■ **Your goal**:
Transcribe the material word for word, but without the images.

■ **Raw records**:
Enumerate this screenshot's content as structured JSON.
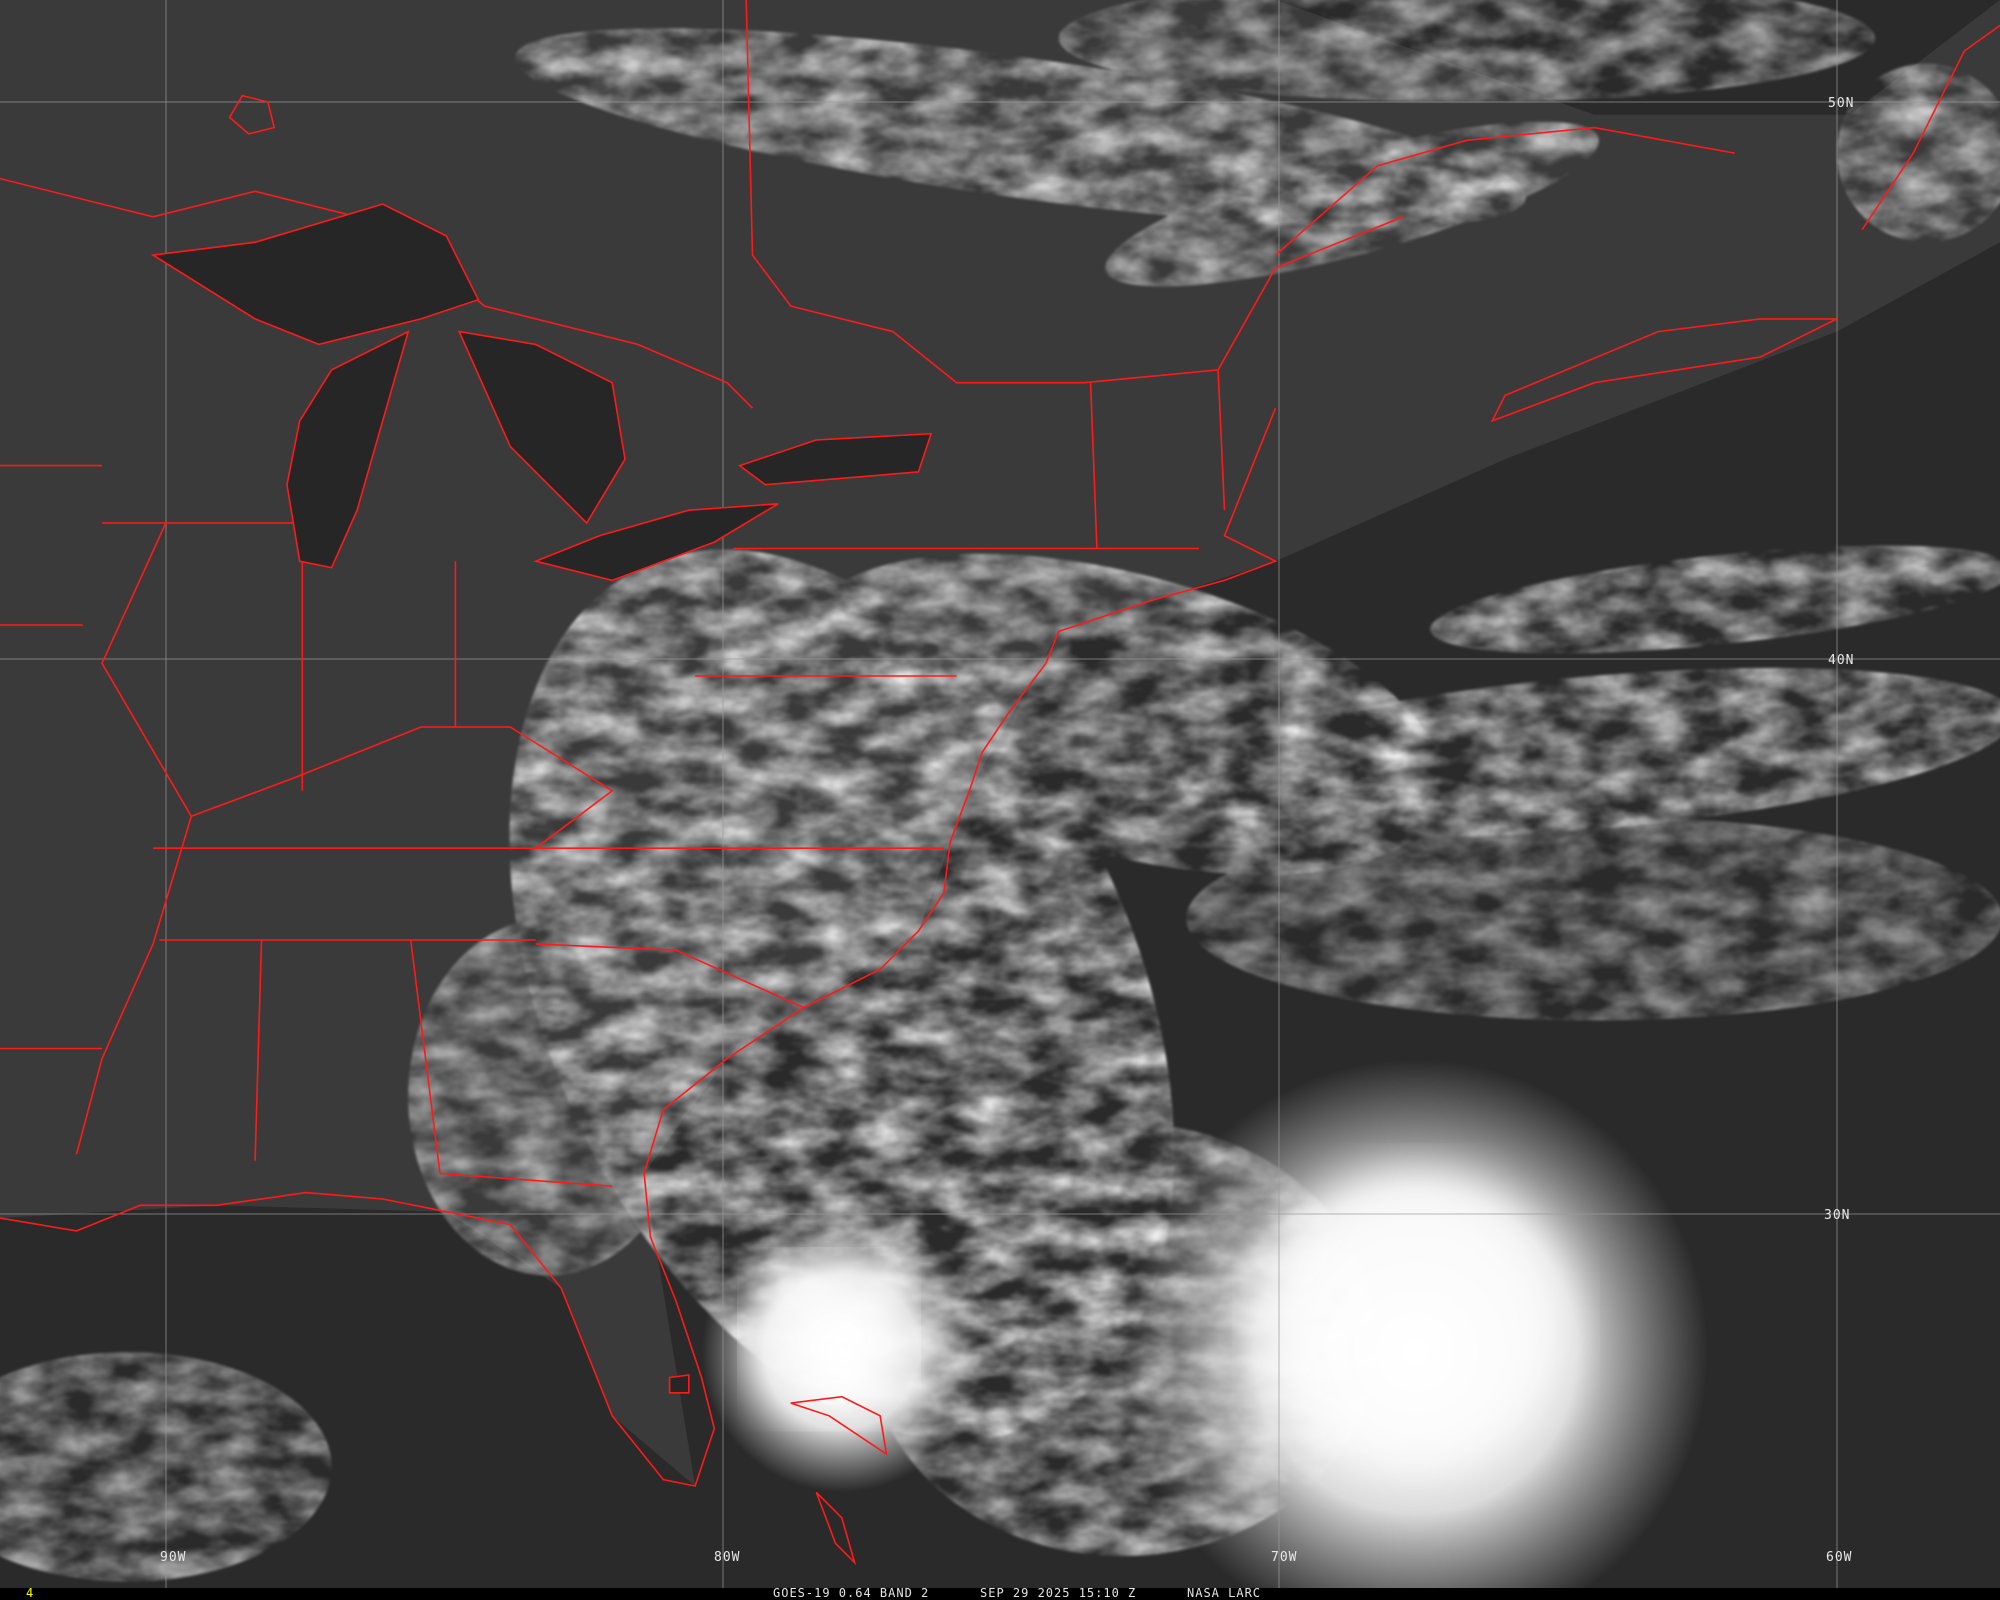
{
  "image": {
    "satellite": "GOES-19",
    "product": "0.64 BAND 2",
    "datetime": "SEP 29 2025 15:10 Z",
    "source": "NASA LARC",
    "frame_number": "4"
  },
  "footer": {
    "left_text": "GOES-19 0.64 BAND 2",
    "center_text": "SEP 29 2025 15:10 Z",
    "right_text": "NASA LARC",
    "frame": "4"
  },
  "grid": {
    "latitude_labels": [
      "50N",
      "40N",
      "30N"
    ],
    "longitude_labels": [
      "90W",
      "80W",
      "70W",
      "60W"
    ]
  },
  "colors": {
    "background": "#2f2f2f",
    "land": "#3a3a3a",
    "water": "#2a2a2a",
    "boundaries": "#ff1a1a",
    "gridlines": "#9a9a9a",
    "frame_number": "#ffff00",
    "clouds": "#f0f0f0"
  }
}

■ **Written reply**:
Enumerate this screenshot's content as structured JSON.
{
  "image": {
    "satellite": "GOES-19",
    "product": "0.64 BAND 2",
    "datetime": "SEP 29 2025 15:10 Z",
    "source": "NASA LARC",
    "frame_number": "4"
  },
  "footer": {
    "left_text": "GOES-19 0.64 BAND 2",
    "center_text": "SEP 29 2025 15:10 Z",
    "right_text": "NASA LARC",
    "frame": "4"
  },
  "grid": {
    "latitude_labels": [
      "50N",
      "40N",
      "30N"
    ],
    "longitude_labels": [
      "90W",
      "80W",
      "70W",
      "60W"
    ]
  },
  "colors": {
    "background": "#2f2f2f",
    "land": "#3a3a3a",
    "water": "#2a2a2a",
    "boundaries": "#ff1a1a",
    "gridlines": "#9a9a9a",
    "frame_number": "#ffff00",
    "clouds": "#f0f0f0"
  }
}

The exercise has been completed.